* EXERCISE DESCRIPTION
Show all lines holding the string "from".

* RECORDS SUPPLIED
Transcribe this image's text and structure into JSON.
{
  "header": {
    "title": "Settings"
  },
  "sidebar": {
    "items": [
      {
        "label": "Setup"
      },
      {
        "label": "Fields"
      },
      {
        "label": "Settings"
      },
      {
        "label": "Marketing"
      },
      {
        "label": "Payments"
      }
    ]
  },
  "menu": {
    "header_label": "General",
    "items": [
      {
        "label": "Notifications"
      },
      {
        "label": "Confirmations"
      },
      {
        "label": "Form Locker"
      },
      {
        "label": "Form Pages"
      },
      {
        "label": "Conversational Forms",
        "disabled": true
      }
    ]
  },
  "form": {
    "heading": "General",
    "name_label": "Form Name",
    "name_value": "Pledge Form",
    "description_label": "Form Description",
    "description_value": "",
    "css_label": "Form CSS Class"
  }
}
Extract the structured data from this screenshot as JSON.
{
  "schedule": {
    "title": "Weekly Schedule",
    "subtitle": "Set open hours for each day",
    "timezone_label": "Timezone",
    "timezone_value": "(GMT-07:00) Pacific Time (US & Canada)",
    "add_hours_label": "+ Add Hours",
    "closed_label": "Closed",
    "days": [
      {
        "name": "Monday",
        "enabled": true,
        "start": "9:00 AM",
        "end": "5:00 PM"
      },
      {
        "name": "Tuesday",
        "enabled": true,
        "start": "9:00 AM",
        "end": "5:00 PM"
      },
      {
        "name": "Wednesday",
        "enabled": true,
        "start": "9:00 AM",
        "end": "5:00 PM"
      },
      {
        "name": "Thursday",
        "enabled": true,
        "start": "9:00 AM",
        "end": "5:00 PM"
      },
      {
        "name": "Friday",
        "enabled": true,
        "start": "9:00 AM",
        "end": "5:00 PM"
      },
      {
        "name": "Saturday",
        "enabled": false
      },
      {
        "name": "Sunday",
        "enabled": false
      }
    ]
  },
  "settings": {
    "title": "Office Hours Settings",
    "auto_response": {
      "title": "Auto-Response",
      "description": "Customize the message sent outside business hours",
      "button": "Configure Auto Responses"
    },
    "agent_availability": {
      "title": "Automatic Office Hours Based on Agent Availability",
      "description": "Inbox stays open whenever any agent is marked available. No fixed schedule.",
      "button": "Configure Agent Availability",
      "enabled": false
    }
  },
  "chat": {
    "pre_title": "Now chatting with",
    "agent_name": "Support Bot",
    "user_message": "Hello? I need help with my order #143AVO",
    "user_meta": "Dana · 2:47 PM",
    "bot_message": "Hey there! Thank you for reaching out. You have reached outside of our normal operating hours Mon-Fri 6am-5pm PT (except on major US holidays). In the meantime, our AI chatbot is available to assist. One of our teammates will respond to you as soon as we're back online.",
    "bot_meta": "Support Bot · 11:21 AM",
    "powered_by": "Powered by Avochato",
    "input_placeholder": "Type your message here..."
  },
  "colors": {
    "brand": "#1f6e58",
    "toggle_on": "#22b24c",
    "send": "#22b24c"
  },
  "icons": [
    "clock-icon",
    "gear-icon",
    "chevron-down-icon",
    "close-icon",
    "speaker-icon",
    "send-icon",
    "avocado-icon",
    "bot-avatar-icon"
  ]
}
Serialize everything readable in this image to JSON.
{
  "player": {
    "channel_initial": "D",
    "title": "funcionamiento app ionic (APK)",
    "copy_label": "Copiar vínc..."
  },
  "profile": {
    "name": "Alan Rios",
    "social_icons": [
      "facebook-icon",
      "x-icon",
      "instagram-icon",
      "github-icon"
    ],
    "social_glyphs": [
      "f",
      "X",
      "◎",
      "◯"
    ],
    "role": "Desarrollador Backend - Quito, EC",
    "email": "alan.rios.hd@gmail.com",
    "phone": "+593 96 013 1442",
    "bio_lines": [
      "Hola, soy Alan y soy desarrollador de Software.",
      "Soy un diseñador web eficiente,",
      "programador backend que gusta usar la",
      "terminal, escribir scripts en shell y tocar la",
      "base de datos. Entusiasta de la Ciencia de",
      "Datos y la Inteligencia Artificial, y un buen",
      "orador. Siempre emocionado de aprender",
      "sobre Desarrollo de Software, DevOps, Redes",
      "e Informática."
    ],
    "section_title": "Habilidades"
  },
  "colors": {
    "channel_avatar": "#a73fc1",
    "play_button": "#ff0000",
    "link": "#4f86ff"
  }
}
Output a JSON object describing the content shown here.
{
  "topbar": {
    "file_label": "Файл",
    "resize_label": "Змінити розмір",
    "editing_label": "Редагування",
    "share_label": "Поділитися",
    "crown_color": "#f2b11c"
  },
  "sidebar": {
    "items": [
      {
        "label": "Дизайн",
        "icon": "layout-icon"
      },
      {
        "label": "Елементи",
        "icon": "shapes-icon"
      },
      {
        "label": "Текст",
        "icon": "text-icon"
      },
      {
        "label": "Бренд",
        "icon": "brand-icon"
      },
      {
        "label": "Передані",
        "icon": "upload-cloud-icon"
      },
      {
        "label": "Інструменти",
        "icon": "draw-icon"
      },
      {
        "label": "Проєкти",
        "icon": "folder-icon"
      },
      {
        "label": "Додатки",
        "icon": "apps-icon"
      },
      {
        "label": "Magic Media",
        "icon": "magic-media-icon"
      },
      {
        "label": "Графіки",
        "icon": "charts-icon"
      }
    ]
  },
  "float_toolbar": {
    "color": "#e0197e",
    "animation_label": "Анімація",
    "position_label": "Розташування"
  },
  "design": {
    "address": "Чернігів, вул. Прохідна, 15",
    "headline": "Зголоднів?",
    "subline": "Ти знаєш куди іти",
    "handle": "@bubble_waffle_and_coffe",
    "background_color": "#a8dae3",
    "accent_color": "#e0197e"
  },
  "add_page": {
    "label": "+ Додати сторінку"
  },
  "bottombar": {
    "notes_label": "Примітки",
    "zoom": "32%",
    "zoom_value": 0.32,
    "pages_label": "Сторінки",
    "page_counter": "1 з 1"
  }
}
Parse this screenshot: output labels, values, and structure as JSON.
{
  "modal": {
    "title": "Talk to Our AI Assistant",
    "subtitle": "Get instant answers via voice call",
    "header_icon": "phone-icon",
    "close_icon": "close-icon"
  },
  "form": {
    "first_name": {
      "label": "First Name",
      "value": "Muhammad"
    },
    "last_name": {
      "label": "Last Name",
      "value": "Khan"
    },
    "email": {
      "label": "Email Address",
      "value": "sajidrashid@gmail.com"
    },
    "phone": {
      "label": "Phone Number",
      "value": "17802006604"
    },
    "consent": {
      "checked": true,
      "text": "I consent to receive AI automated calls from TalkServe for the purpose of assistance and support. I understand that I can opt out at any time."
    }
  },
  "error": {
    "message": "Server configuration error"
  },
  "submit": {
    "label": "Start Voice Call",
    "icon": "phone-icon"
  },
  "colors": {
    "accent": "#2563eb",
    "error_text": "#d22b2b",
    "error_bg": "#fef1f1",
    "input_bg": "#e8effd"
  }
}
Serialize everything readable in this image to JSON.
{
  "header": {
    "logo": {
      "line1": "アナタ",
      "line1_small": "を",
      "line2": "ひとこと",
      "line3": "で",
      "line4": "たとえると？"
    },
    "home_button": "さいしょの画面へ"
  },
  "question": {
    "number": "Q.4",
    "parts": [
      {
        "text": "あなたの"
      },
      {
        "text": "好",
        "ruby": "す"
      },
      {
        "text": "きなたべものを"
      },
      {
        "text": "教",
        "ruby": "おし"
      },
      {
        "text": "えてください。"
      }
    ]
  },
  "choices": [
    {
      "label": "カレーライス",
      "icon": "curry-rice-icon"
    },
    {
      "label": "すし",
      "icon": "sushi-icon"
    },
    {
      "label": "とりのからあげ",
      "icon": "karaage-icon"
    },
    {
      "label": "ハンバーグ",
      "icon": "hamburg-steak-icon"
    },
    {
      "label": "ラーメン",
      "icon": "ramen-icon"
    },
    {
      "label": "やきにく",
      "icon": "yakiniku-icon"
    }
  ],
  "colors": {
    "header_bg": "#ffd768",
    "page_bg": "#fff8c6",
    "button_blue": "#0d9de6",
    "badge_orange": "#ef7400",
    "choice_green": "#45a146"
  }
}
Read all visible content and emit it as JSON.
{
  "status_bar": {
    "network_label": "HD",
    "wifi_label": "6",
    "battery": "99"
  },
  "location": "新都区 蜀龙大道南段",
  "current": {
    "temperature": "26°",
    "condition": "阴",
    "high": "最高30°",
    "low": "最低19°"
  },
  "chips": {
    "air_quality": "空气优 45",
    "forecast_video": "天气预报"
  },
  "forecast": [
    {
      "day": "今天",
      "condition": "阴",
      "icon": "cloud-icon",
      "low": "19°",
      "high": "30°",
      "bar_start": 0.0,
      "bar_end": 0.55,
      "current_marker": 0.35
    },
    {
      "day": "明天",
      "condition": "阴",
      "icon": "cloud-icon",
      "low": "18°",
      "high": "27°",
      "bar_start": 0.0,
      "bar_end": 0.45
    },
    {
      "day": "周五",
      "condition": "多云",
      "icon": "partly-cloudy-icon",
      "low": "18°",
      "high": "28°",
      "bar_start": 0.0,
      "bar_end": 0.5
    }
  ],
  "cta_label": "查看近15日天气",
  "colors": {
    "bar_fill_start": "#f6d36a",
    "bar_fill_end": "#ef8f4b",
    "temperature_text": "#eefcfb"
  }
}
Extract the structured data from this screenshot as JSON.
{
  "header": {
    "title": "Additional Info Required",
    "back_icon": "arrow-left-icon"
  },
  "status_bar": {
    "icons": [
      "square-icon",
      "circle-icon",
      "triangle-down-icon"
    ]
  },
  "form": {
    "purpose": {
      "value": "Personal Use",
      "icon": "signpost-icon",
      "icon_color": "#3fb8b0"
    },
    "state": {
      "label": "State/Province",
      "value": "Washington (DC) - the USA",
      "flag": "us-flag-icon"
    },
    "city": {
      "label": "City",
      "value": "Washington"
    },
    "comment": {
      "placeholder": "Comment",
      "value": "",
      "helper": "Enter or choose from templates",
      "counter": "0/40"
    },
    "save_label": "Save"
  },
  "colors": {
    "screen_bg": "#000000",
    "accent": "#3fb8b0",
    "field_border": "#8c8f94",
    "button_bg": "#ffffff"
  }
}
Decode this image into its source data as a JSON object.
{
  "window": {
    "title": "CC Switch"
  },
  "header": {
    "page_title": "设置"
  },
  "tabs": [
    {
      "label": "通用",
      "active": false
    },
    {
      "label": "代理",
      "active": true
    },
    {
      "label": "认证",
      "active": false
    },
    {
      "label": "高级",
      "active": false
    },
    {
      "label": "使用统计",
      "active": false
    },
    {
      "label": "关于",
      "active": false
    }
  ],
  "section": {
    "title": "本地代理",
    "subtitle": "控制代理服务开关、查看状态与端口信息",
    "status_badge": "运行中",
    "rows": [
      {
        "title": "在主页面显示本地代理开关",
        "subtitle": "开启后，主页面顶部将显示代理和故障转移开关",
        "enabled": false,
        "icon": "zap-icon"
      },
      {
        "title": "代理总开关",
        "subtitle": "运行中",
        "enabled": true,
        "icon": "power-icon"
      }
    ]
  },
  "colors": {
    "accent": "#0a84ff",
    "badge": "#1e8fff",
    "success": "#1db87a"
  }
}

* RESPONSE TO THIS EXERCISE
Extract the structured data from this screenshot as JSON.
      "text": "I consent to receive AI automated calls from TalkServe for the purpose of assistance and support. I understand that I can opt out at any time."
Extract the structured data from this screenshot as JSON.
      "helper": "Enter or choose from templates",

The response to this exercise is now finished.